Your instructions:
Exactly repeat the material, dropping only the pictures.
--- START OF Dataset excerpts ---
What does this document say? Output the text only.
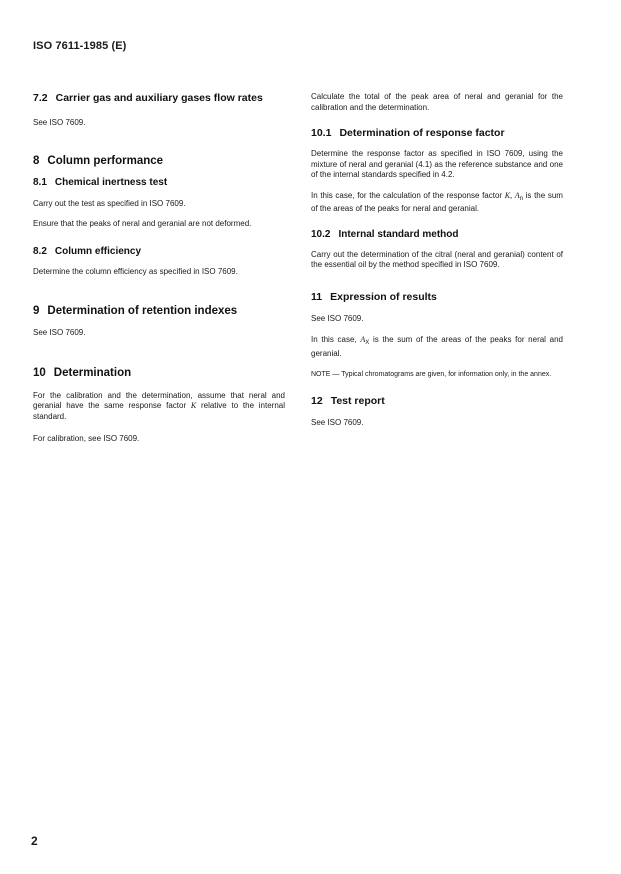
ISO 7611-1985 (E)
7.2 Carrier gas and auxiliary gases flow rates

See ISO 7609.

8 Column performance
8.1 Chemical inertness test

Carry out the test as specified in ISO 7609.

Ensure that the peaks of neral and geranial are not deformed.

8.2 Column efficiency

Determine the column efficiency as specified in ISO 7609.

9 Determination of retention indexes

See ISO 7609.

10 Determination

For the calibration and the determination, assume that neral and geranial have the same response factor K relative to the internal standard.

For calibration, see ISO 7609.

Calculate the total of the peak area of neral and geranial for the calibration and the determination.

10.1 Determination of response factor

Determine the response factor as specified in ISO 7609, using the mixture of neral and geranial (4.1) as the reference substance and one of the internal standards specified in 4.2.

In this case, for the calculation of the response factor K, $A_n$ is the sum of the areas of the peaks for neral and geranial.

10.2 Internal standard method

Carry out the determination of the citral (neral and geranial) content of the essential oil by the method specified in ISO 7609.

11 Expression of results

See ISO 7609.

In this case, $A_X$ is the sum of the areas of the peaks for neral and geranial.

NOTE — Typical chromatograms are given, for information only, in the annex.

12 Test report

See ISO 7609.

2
--- END OF Dataset excerpts ---
Complete output:
What does this document say? Output the text only.
ISO 7611-1985 (E)
7.2 Carrier gas and auxiliary gases flow rates

See ISO 7609.

8 Column performance
8.1 Chemical inertness test

Carry out the test as specified in ISO 7609.

Ensure that the peaks of neral and geranial are not deformed.

8.2 Column efficiency

Determine the column efficiency as specified in ISO 7609.

9 Determination of retention indexes

See ISO 7609.

10 Determination

For the calibration and the determination, assume that neral and geranial have the same response factor K relative to the internal standard.

For calibration, see ISO 7609.

Calculate the total of the peak area of neral and geranial for the calibration and the determination.

10.1 Determination of response factor

Determine the response factor as specified in ISO 7609, using the mixture of neral and geranial (4.1) as the reference substance and one of the internal standards specified in 4.2.

In this case, for the calculation of the response factor K, $A_n$ is the sum of the areas of the peaks for neral and geranial.

10.2 Internal standard method

Carry out the determination of the citral (neral and geranial) content of the essential oil by the method specified in ISO 7609.

11 Expression of results

See ISO 7609.

In this case, $A_X$ is the sum of the areas of the peaks for neral and geranial.

NOTE — Typical chromatograms are given, for information only, in the annex.

12 Test report

See ISO 7609.

2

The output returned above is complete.